▶ _INSTRUCTIONS TO FOLLOW_:
Below are some entries. Output each one exactly as it appears.

begin

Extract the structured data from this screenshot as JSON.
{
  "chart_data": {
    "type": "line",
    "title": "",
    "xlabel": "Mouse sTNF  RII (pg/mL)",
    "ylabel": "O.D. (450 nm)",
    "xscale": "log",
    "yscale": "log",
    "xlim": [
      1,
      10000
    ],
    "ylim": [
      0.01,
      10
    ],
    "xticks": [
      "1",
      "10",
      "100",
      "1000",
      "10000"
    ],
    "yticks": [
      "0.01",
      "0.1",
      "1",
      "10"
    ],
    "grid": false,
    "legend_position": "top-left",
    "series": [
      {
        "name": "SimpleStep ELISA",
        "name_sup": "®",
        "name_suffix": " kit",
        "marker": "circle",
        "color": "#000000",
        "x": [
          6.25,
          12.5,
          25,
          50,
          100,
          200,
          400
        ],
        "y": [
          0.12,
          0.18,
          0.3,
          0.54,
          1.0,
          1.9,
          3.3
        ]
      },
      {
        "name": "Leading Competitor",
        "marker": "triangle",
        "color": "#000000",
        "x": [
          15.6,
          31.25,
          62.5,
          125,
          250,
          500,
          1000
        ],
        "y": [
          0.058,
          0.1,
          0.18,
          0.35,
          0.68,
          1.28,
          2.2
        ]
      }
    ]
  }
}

end

▶ _RESULT OF THE EXERCISE_:
Extract the structured data from this screenshot as JSON.
{
  "chart_data": {
    "type": "line",
    "title": "",
    "xlabel": "Mouse sTNF  RII (pg/mL)",
    "ylabel": "O.D. (450 nm)",
    "xscale": "log",
    "yscale": "log",
    "xlim": [
      1,
      10000
    ],
    "ylim": [
      0.01,
      10
    ],
    "xticks": [
      "1",
      "10",
      "100",
      "1000",
      "10000"
    ],
    "yticks": [
      "0.01",
      "0.1",
      "1",
      "10"
    ],
    "grid": false,
    "legend_position": "top-left",
    "series": [
      {
        "name": "SimpleStep ELISA",
        "name_sup": "®",
        "name_suffix": " kit",
        "marker": "circle",
        "color": "#000000",
        "x": [
          6.25,
          12.5,
          25,
          50,
          100,
          200,
          400
        ],
        "y": [
          0.12,
          0.18,
          0.3,
          0.54,
          1.0,
          1.9,
          3.3
        ]
      },
      {
        "name": "Leading Competitor",
        "marker": "triangle",
        "color": "#000000",
        "x": [
          15.6,
          31.25,
          62.5,
          125,
          250,
          500,
          1000
        ],
        "y": [
          0.058,
          0.1,
          0.18,
          0.35,
          0.68,
          1.28,
          2.2
        ]
      }
    ]
  }
}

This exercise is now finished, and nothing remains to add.